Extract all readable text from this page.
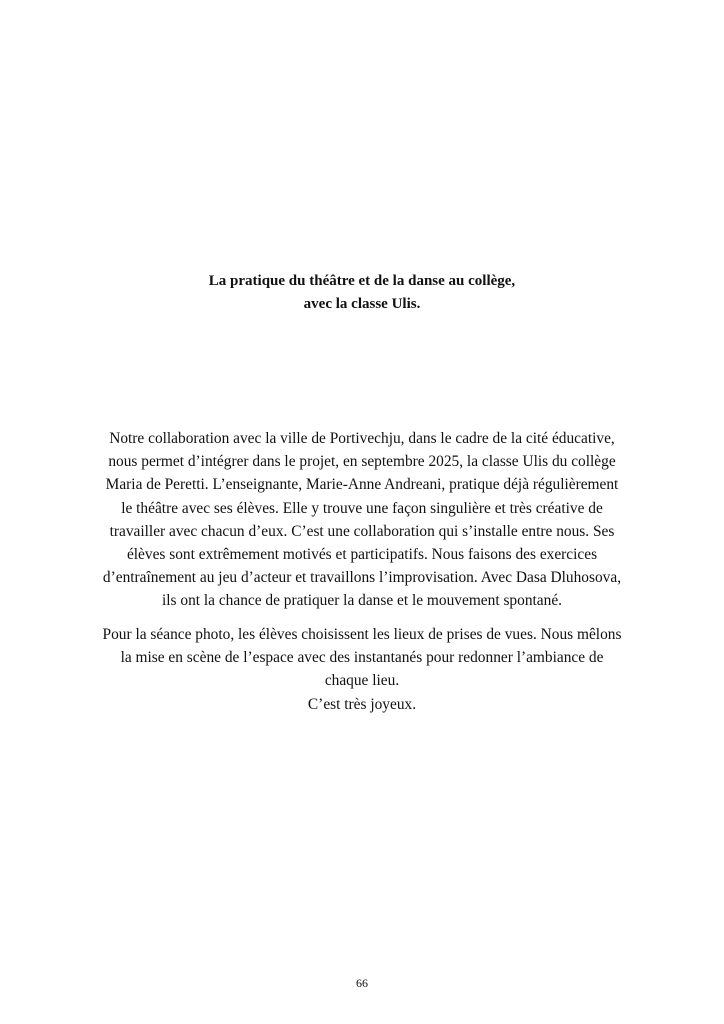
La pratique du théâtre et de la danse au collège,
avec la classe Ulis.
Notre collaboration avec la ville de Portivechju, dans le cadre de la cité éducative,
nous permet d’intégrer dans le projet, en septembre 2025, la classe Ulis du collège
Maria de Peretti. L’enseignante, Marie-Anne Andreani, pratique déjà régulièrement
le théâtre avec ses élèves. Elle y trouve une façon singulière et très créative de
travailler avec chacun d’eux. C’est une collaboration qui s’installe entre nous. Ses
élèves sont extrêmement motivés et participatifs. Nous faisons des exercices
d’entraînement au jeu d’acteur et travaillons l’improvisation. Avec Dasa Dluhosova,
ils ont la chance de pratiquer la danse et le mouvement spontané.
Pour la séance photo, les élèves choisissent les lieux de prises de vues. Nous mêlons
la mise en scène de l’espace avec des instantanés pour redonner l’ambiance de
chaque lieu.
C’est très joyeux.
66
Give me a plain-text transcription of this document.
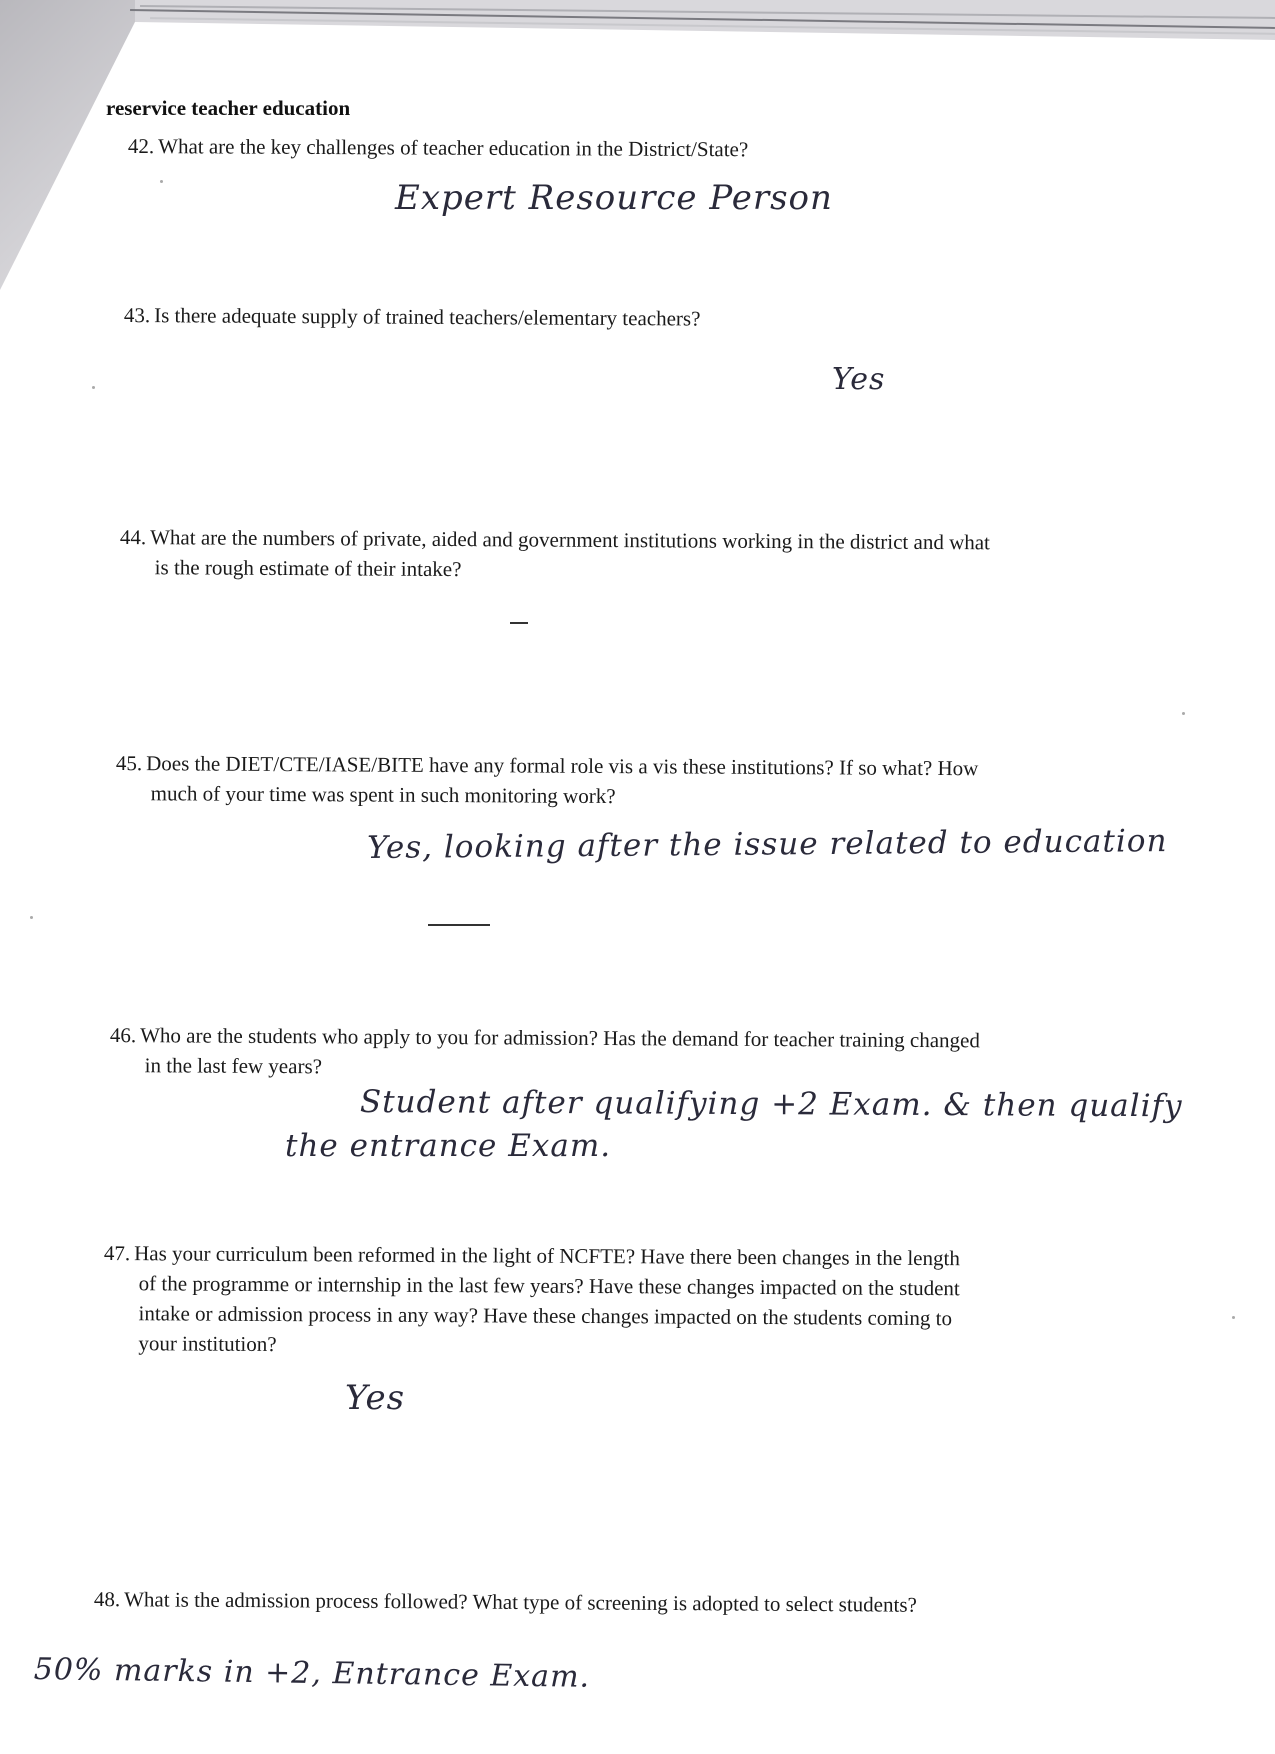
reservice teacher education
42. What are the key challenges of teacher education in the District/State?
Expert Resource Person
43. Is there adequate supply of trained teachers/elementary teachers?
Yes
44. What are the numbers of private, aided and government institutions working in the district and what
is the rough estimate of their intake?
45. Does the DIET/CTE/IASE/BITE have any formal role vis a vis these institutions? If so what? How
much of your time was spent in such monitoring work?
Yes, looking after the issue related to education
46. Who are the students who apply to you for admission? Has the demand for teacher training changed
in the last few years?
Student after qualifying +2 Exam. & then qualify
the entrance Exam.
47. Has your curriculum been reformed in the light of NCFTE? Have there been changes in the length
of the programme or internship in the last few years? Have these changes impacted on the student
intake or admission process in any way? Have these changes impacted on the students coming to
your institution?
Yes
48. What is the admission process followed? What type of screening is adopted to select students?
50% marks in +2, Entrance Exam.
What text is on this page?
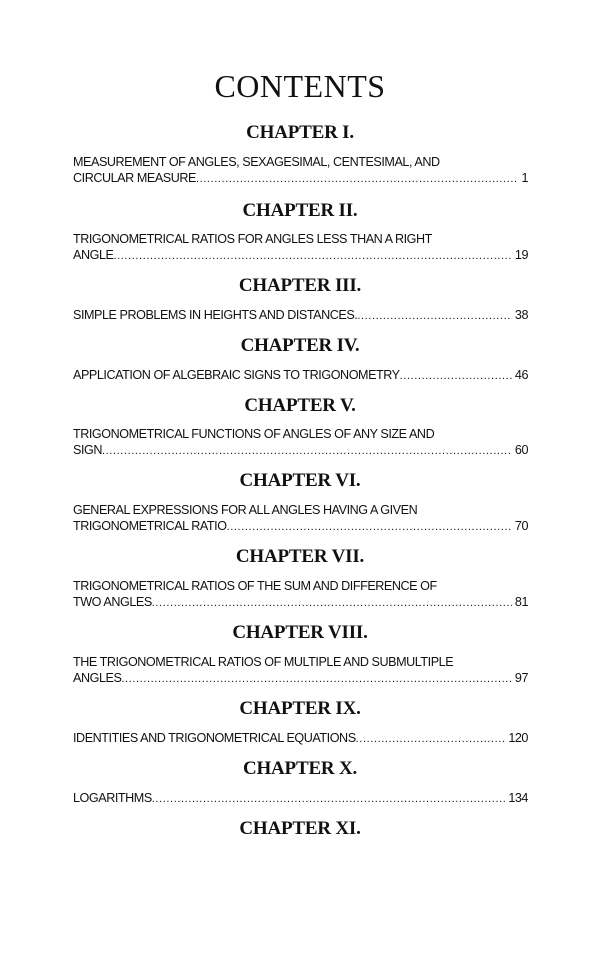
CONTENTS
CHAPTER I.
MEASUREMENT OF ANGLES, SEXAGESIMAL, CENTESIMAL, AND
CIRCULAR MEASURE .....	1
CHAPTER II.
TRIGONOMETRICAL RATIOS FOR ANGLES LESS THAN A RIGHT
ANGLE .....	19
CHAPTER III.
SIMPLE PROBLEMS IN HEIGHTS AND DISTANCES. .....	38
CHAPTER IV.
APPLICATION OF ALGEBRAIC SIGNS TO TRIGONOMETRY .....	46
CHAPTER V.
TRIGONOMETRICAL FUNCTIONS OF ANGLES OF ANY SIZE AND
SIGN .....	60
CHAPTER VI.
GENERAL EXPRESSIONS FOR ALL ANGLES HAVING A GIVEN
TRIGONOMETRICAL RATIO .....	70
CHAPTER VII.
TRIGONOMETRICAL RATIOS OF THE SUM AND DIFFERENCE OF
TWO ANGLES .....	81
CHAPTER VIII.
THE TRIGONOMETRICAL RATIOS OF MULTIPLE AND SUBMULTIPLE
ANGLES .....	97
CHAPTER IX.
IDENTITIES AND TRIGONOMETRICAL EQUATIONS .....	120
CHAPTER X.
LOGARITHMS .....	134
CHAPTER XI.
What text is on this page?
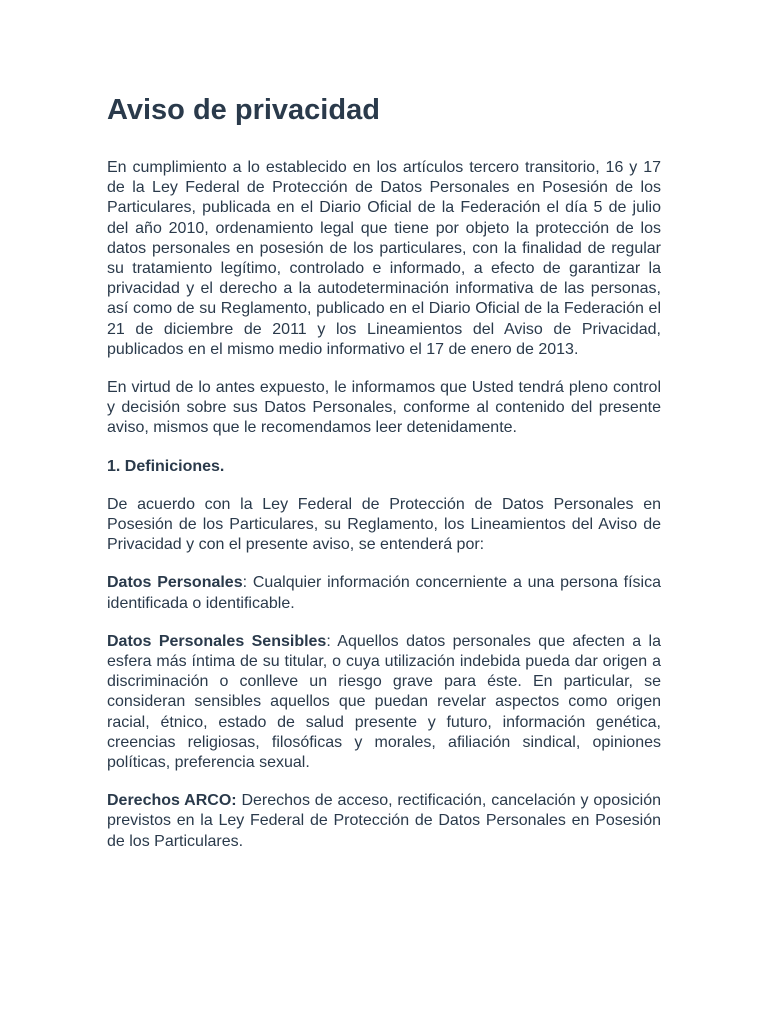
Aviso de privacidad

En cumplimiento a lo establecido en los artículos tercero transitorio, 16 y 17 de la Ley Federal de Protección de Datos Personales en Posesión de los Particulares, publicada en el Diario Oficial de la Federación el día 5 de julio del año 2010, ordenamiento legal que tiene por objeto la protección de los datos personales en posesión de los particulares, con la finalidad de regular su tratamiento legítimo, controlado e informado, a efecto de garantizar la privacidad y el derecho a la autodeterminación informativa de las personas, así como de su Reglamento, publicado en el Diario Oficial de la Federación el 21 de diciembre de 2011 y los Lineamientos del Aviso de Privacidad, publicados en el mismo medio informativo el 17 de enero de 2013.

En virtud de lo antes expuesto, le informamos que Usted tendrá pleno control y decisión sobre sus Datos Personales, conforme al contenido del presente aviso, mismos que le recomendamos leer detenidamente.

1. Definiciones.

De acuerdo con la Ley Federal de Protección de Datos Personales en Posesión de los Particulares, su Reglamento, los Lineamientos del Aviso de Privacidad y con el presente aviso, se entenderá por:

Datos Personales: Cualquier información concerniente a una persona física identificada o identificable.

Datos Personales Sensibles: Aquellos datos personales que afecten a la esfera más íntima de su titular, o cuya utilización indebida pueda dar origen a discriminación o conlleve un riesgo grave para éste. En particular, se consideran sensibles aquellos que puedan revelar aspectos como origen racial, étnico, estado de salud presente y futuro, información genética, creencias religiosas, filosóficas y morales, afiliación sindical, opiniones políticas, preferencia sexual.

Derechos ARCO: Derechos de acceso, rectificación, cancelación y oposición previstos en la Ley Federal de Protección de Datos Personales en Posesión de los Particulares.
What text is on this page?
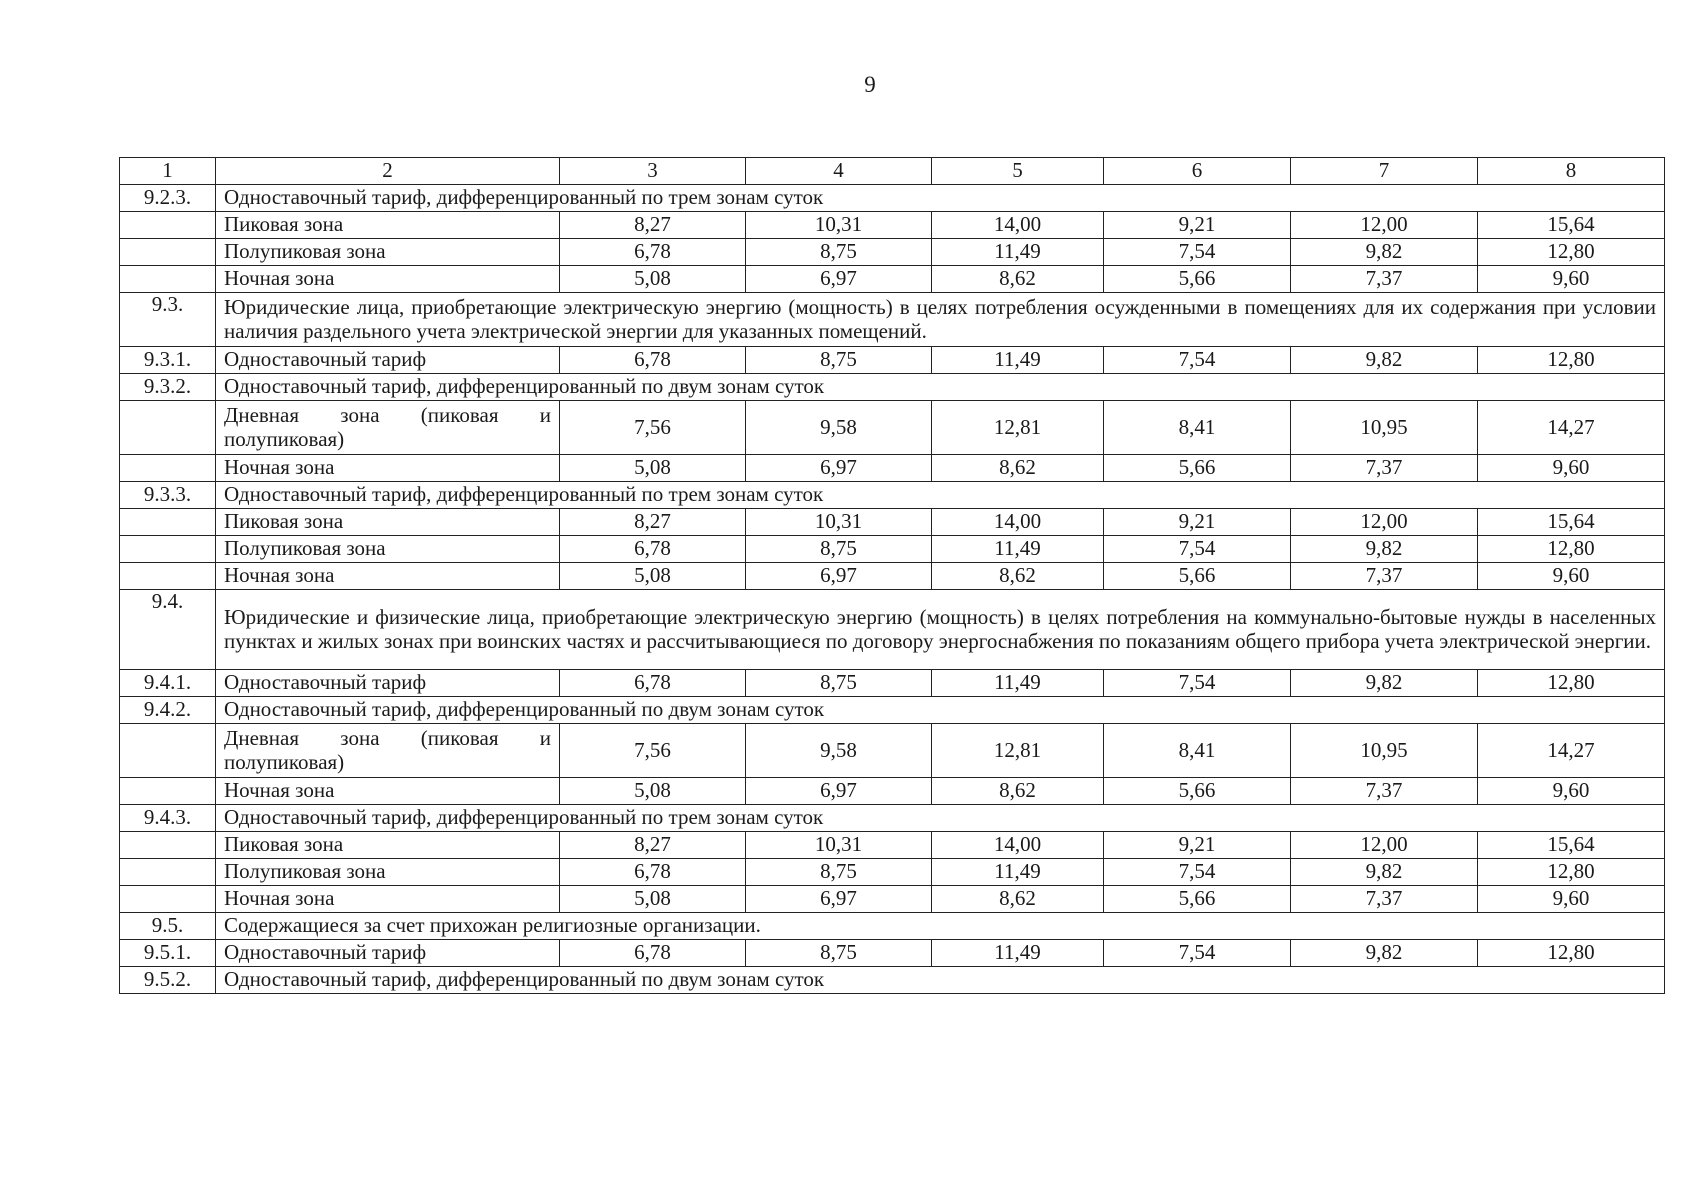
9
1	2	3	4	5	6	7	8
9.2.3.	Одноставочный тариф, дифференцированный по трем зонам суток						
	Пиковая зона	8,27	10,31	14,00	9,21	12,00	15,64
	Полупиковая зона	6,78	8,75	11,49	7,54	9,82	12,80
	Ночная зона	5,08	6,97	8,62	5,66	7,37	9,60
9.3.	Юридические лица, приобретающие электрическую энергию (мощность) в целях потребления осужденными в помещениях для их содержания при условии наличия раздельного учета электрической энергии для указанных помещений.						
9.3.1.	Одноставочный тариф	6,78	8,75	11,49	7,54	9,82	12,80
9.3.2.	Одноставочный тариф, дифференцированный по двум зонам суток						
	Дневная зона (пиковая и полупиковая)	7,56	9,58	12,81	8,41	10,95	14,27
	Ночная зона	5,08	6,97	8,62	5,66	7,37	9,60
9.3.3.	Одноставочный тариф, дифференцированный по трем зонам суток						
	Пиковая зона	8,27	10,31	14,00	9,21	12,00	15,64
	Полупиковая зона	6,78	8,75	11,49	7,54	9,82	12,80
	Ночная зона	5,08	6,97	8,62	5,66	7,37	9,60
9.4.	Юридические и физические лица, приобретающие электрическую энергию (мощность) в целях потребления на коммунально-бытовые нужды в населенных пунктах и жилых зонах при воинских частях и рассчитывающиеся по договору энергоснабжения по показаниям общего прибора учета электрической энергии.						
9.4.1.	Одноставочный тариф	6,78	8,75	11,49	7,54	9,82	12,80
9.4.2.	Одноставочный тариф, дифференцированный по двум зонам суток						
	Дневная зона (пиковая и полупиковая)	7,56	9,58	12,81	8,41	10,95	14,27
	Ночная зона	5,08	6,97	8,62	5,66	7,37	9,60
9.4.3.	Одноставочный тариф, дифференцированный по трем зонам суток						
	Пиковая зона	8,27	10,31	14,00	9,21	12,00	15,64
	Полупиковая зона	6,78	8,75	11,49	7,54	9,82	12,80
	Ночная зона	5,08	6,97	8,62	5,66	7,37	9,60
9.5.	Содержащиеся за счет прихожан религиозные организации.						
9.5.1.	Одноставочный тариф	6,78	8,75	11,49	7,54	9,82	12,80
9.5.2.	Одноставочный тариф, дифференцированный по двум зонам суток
______
## Direction:
Look over the listing above. Pick out and copy every line that includes "зонам".

## Task response:
9.2.3.	Одноставочный тариф, дифференцированный по трем зонам суток						
9.3.2.	Одноставочный тариф, дифференцированный по двум зонам суток						
9.3.3.	Одноставочный тариф, дифференцированный по трем зонам суток						
9.4.2.	Одноставочный тариф, дифференцированный по двум зонам суток						
9.4.3.	Одноставочный тариф, дифференцированный по трем зонам суток						
9.5.2.	Одноставочный тариф, дифференцированный по двум зонам суток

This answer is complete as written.